## start

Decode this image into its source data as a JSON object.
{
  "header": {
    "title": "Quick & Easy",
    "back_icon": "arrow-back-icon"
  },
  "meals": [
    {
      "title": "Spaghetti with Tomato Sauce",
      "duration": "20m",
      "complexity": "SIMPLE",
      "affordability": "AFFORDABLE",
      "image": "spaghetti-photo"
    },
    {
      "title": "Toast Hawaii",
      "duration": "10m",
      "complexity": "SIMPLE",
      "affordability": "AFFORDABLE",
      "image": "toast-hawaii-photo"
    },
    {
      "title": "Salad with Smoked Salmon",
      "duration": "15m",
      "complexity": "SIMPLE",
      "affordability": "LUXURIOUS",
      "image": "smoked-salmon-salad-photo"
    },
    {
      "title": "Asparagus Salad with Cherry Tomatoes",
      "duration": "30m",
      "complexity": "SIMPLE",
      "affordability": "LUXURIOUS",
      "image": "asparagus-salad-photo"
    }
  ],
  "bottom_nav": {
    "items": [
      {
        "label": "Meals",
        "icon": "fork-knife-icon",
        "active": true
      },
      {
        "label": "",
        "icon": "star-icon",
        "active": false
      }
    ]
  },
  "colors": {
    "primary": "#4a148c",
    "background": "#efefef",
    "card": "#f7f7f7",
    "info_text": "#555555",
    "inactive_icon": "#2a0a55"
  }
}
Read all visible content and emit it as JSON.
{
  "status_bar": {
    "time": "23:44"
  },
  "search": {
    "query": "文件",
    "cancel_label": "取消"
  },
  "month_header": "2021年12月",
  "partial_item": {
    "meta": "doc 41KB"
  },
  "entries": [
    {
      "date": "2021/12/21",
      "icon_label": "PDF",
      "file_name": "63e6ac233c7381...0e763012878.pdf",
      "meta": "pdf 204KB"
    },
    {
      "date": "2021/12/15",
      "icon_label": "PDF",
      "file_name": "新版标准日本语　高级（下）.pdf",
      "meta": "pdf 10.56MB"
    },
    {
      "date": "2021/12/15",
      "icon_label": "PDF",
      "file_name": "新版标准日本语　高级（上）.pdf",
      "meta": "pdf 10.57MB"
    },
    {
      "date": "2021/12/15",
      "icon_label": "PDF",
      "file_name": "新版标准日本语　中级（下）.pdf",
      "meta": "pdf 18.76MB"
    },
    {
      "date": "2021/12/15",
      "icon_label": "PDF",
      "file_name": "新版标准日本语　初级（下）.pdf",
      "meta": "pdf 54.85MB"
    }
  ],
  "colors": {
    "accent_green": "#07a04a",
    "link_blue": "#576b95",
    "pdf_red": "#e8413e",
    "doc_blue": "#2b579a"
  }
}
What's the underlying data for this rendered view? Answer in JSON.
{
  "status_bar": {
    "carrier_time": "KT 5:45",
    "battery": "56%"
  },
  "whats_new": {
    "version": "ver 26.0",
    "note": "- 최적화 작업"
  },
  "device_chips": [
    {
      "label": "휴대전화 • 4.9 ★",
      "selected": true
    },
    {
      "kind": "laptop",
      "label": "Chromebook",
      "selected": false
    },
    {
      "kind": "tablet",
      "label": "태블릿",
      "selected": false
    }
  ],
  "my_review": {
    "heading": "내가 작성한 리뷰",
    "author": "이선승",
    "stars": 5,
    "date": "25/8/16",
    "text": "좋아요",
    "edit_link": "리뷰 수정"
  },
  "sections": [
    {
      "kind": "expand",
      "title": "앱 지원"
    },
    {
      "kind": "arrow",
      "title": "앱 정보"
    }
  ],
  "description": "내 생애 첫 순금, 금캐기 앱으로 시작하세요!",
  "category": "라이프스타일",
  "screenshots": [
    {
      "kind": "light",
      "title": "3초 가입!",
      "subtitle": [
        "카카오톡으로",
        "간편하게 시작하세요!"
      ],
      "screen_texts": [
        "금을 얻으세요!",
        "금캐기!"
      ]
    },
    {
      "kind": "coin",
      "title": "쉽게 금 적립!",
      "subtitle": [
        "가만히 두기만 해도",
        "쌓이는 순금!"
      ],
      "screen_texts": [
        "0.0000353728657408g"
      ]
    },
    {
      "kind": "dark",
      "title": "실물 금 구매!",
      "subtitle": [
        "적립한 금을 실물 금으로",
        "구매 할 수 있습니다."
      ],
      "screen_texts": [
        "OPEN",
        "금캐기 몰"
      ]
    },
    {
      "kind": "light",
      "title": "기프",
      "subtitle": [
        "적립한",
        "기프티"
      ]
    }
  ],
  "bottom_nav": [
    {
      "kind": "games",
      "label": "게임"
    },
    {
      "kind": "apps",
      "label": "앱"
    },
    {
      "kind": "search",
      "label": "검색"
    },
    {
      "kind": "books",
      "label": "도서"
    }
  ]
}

## end

**What you are asked to do**: Pick out every line with the string "meta" and copy it.

**Written solution**:
    "meta": "doc 41KB"
      "meta": "pdf 204KB"
      "meta": "pdf 10.56MB"
      "meta": "pdf 10.57MB"
      "meta": "pdf 18.76MB"
      "meta": "pdf 54.85MB"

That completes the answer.